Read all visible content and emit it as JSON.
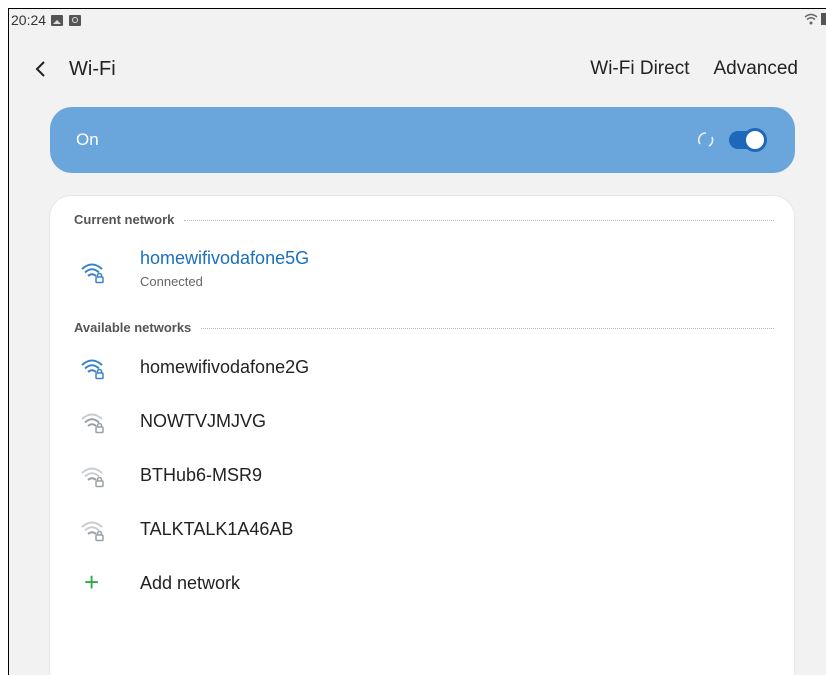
{
  "status_bar": {
    "time": "20:24",
    "icons": [
      "gallery-icon",
      "camera-icon"
    ],
    "right_icons": [
      "wifi-icon",
      "battery-icon"
    ]
  },
  "header": {
    "title": "Wi-Fi",
    "actions": {
      "wifi_direct": "Wi-Fi Direct",
      "advanced": "Advanced"
    }
  },
  "master_switch": {
    "label": "On",
    "state": "on"
  },
  "sections": {
    "current": "Current network",
    "available": "Available networks"
  },
  "current_network": {
    "name": "homewifivodafone5G",
    "status": "Connected",
    "secured": true
  },
  "available_networks": [
    {
      "name": "homewifivodafone2G",
      "secured": true,
      "signal": "strong"
    },
    {
      "name": "NOWTVJMJVG",
      "secured": true,
      "signal": "weak"
    },
    {
      "name": "BTHub6-MSR9",
      "secured": true,
      "signal": "weak"
    },
    {
      "name": "TALKTALK1A46AB",
      "secured": true,
      "signal": "weak"
    }
  ],
  "add_network": {
    "label": "Add network"
  },
  "colors": {
    "accent": "#6aa5db",
    "switch": "#1d68b8",
    "connected_text": "#1a6fbf",
    "strong_wifi": "#3b83c7",
    "weak_wifi": "#9aa0a6",
    "add": "#2eaa4a"
  }
}
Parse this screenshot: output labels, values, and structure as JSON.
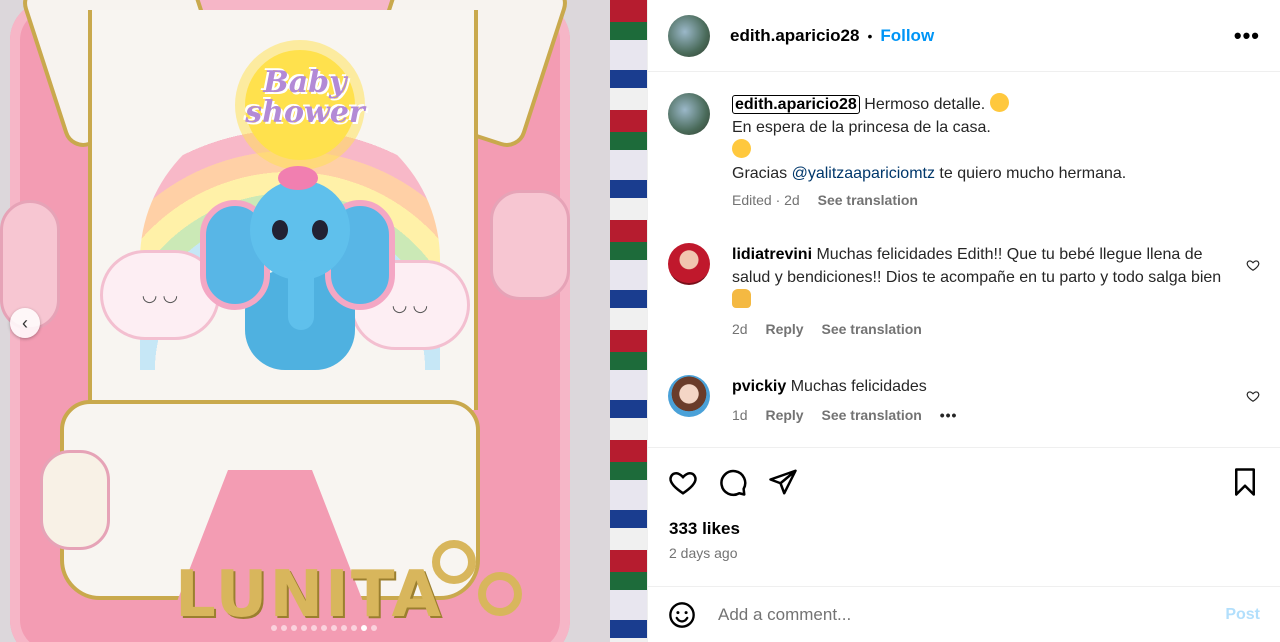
{
  "media": {
    "print_text": "Baby shower",
    "plaque_text": "LUNITA",
    "carousel_dots": 11,
    "carousel_active_index": 9
  },
  "header": {
    "username": "edith.aparicio28",
    "separator": "•",
    "follow_label": "Follow",
    "more_label": "•••"
  },
  "caption": {
    "username": "edith.aparicio28",
    "line1": "Hermoso detalle.",
    "line2": "En espera de la princesa de la casa.",
    "line3_prefix": "Gracias ",
    "mention": "@yalitzaapariciomtz",
    "line3_suffix": " te quiero mucho hermana.",
    "edited": "Edited · 2d",
    "see_translation": "See translation"
  },
  "comments": [
    {
      "username": "lidiatrevini",
      "text": " Muchas felicidades Edith!! Que tu bebé llegue llena de salud y bendiciones!! Dios te acompañe en tu parto y todo salga bien",
      "time": "2d",
      "reply": "Reply",
      "see_translation": "See translation"
    },
    {
      "username": "pvickiy",
      "text": " Muchas felicidades",
      "time": "1d",
      "reply": "Reply",
      "see_translation": "See translation",
      "more": "•••"
    }
  ],
  "stats": {
    "likes": "333 likes",
    "posted": "2 days ago"
  },
  "composer": {
    "placeholder": "Add a comment...",
    "post_label": "Post"
  },
  "colors": {
    "link": "#0095f6",
    "post_disabled": "#b2dffc",
    "muted": "#737373"
  }
}
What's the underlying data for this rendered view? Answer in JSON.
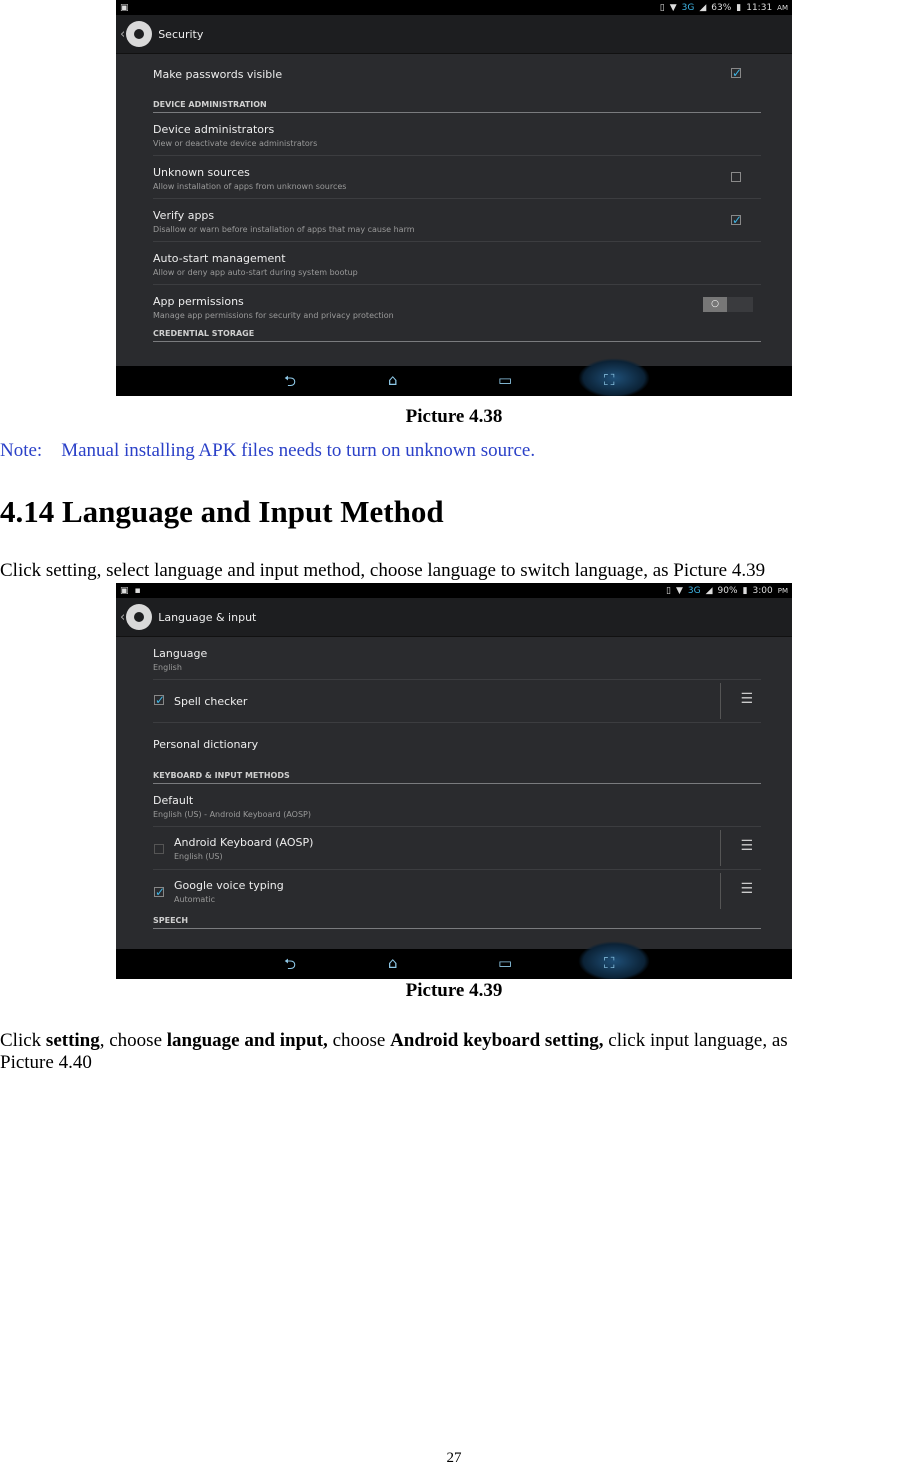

------------------------------------------------

### Requirements
Every line is to be duplicated exactly, though pictures stay out.

### Correct response
Read all visible content and emit it as JSON.
{
  "status_bar": {
    "time": "20:24",
    "icons": [
      "gallery-icon",
      "camera-icon"
    ],
    "right_icons": [
      "wifi-icon",
      "battery-icon"
    ]
  },
  "header": {
    "title": "Wi-Fi",
    "actions": {
      "wifi_direct": "Wi-Fi Direct",
      "advanced": "Advanced"
    }
  },
  "master_switch": {
    "label": "On",
    "state": "on"
  },
  "sections": {
    "current": "Current network",
    "available": "Available networks"
  },
  "current_network": {
    "name": "homewifivodafone5G",
    "status": "Connected",
    "secured": true
  },
  "available_networks": [
    {
      "name": "homewifivodafone2G",
      "secured": true,
      "signal": "strong"
    },
    {
      "name": "NOWTVJMJVG",
      "secured": true,
      "signal": "weak"
    },
    {
      "name": "BTHub6-MSR9",
      "secured": true,
      "signal": "weak"
    },
    {
      "name": "TALKTALK1A46AB",
      "secured": true,
      "signal": "weak"
    }
  ],
  "add_network": {
    "label": "Add network"
  },
  "colors": {
    "accent": "#6aa5db",
    "switch": "#1d68b8",
    "connected_text": "#1a6fbf",
    "strong_wifi": "#3b83c7",
    "weak_wifi": "#9aa0a6",
    "add": "#2eaa4a"
  }
}
Parse this screenshot: output labels, values, and structure as JSON.
{
  "media": {
    "print_text": "Baby shower",
    "plaque_text": "LUNITA",
    "carousel_dots": 11,
    "carousel_active_index": 9
  },
  "header": {
    "username": "edith.aparicio28",
    "separator": "•",
    "follow_label": "Follow",
    "more_label": "•••"
  },
  "caption": {
    "username": "edith.aparicio28",
    "line1": "Hermoso detalle.",
    "line2": "En espera de la princesa de la casa.",
    "line3_prefix": "Gracias ",
    "mention": "@yalitzaapariciomtz",
    "line3_suffix": " te quiero mucho hermana.",
    "edited": "Edited · 2d",
    "see_translation": "See translation"
  },
  "comments": [
    {
      "username": "lidiatrevini",
      "text": " Muchas felicidades Edith!! Que tu bebé llegue llena de salud y bendiciones!! Dios te acompañe en tu parto y todo salga bien",
      "time": "2d",
      "reply": "Reply",
      "see_translation": "See translation"
    },
    {
      "username": "pvickiy",
      "text": " Muchas felicidades",
      "time": "1d",
      "reply": "Reply",
      "see_translation": "See translation",
      "more": "•••"
    }
  ],
  "stats": {
    "likes": "333 likes",
    "posted": "2 days ago"
  },
  "composer": {
    "placeholder": "Add a comment...",
    "post_label": "Post"
  },
  "colors": {
    "link": "#0095f6",
    "post_disabled": "#b2dffc",
    "muted": "#737373"
  }
}
What's the underlying data for this rendered view? Answer in JSON.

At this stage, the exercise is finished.